→ Problem requirements:
Copy each line of the data below exactly, leaving out pictures.

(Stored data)
= = =
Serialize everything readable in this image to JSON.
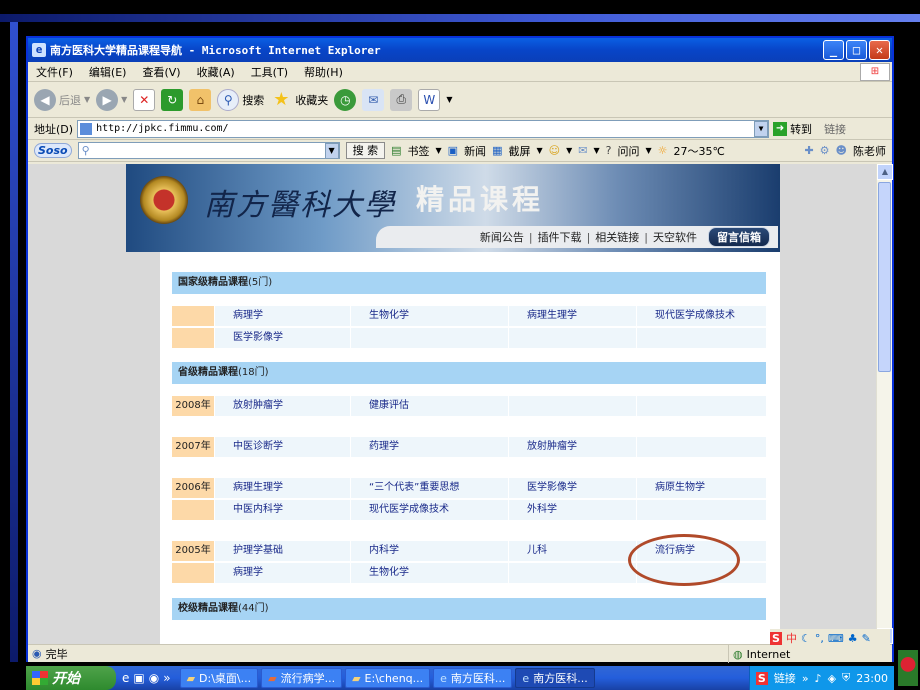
{
  "window": {
    "title": "南方医科大学精品课程导航 - Microsoft Internet Explorer",
    "min": "_",
    "max": "□",
    "close": "✕"
  },
  "menu": [
    "文件(F)",
    "编辑(E)",
    "查看(V)",
    "收藏(A)",
    "工具(T)",
    "帮助(H)"
  ],
  "toolbar": {
    "back": "后退",
    "search": "搜索",
    "favorites": "收藏夹"
  },
  "address": {
    "label": "地址(D)",
    "url": "http://jpkc.fimmu.com/",
    "go": "转到",
    "links": "链接"
  },
  "soso": {
    "logo": "Soso",
    "search_btn": "搜 索",
    "bookmark": "书签",
    "news": "新闻",
    "screenshot": "截屏",
    "ask": "问问",
    "weather": "27～35℃",
    "user": "陈老师"
  },
  "site": {
    "university": "南方醫科大學",
    "title": "精品课程",
    "nav": [
      "新闻公告",
      "插件下载",
      "相关链接",
      "天空软件"
    ],
    "message": "留言信箱"
  },
  "sections": {
    "national": "国家级精品课程",
    "national_count": "(5门)",
    "provincial": "省级精品课程",
    "provincial_count": "(18门)",
    "school": "校级精品课程",
    "school_count": "(44门)"
  },
  "national_rows": [
    [
      "",
      "病理学",
      "生物化学",
      "病理生理学",
      "现代医学成像技术"
    ],
    [
      "",
      "医学影像学",
      "",
      "",
      ""
    ]
  ],
  "provincial_rows": [
    [
      "2008年",
      "放射肿瘤学",
      "健康评估",
      "",
      ""
    ],
    [
      "2007年",
      "中医诊断学",
      "药理学",
      "放射肿瘤学",
      ""
    ],
    [
      "2006年",
      "病理生理学",
      "“三个代表”重要思想",
      "医学影像学",
      "病原生物学"
    ],
    [
      "",
      "中医内科学",
      "现代医学成像技术",
      "外科学",
      ""
    ],
    [
      "2005年",
      "护理学基础",
      "内科学",
      "儿科",
      "流行病学"
    ],
    [
      "",
      "病理学",
      "生物化学",
      "",
      ""
    ]
  ],
  "status": {
    "done": "完毕",
    "zone": "Internet"
  },
  "taskbar": {
    "start": "开始",
    "tasks": [
      "D:\\桌面\\...",
      "流行病学...",
      "E:\\chenq...",
      "南方医科...",
      "南方医科..."
    ],
    "links": "链接",
    "clock": "23:00"
  },
  "colors": {
    "section_bg": "#a6d4f4",
    "year_bg": "#fdd9a8",
    "highlight_circle": "#b04a2a"
  }
}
= = =
→ Worked solution:
Serialize everything readable in this image to JSON.
{
  "window": {
    "title": "南方医科大学精品课程导航 - Microsoft Internet Explorer",
    "min": "_",
    "max": "□",
    "close": "✕"
  },
  "menu": [
    "文件(F)",
    "编辑(E)",
    "查看(V)",
    "收藏(A)",
    "工具(T)",
    "帮助(H)"
  ],
  "toolbar": {
    "back": "后退",
    "search": "搜索",
    "favorites": "收藏夹"
  },
  "address": {
    "label": "地址(D)",
    "url": "http://jpkc.fimmu.com/",
    "go": "转到",
    "links": "链接"
  },
  "soso": {
    "logo": "Soso",
    "search_btn": "搜 索",
    "bookmark": "书签",
    "news": "新闻",
    "screenshot": "截屏",
    "ask": "问问",
    "weather": "27～35℃",
    "user": "陈老师"
  },
  "site": {
    "university": "南方醫科大學",
    "title": "精品课程",
    "nav": [
      "新闻公告",
      "插件下载",
      "相关链接",
      "天空软件"
    ],
    "message": "留言信箱"
  },
  "sections": {
    "national": "国家级精品课程",
    "national_count": "(5门)",
    "provincial": "省级精品课程",
    "provincial_count": "(18门)",
    "school": "校级精品课程",
    "school_count": "(44门)"
  },
  "national_rows": [
    [
      "",
      "病理学",
      "生物化学",
      "病理生理学",
      "现代医学成像技术"
    ],
    [
      "",
      "医学影像学",
      "",
      "",
      ""
    ]
  ],
  "provincial_rows": [
    [
      "2008年",
      "放射肿瘤学",
      "健康评估",
      "",
      ""
    ],
    [
      "2007年",
      "中医诊断学",
      "药理学",
      "放射肿瘤学",
      ""
    ],
    [
      "2006年",
      "病理生理学",
      "“三个代表”重要思想",
      "医学影像学",
      "病原生物学"
    ],
    [
      "",
      "中医内科学",
      "现代医学成像技术",
      "外科学",
      ""
    ],
    [
      "2005年",
      "护理学基础",
      "内科学",
      "儿科",
      "流行病学"
    ],
    [
      "",
      "病理学",
      "生物化学",
      "",
      ""
    ]
  ],
  "status": {
    "done": "完毕",
    "zone": "Internet"
  },
  "taskbar": {
    "start": "开始",
    "tasks": [
      "D:\\桌面\\...",
      "流行病学...",
      "E:\\chenq...",
      "南方医科...",
      "南方医科..."
    ],
    "links": "链接",
    "clock": "23:00"
  },
  "colors": {
    "section_bg": "#a6d4f4",
    "year_bg": "#fdd9a8",
    "highlight_circle": "#b04a2a"
  }
}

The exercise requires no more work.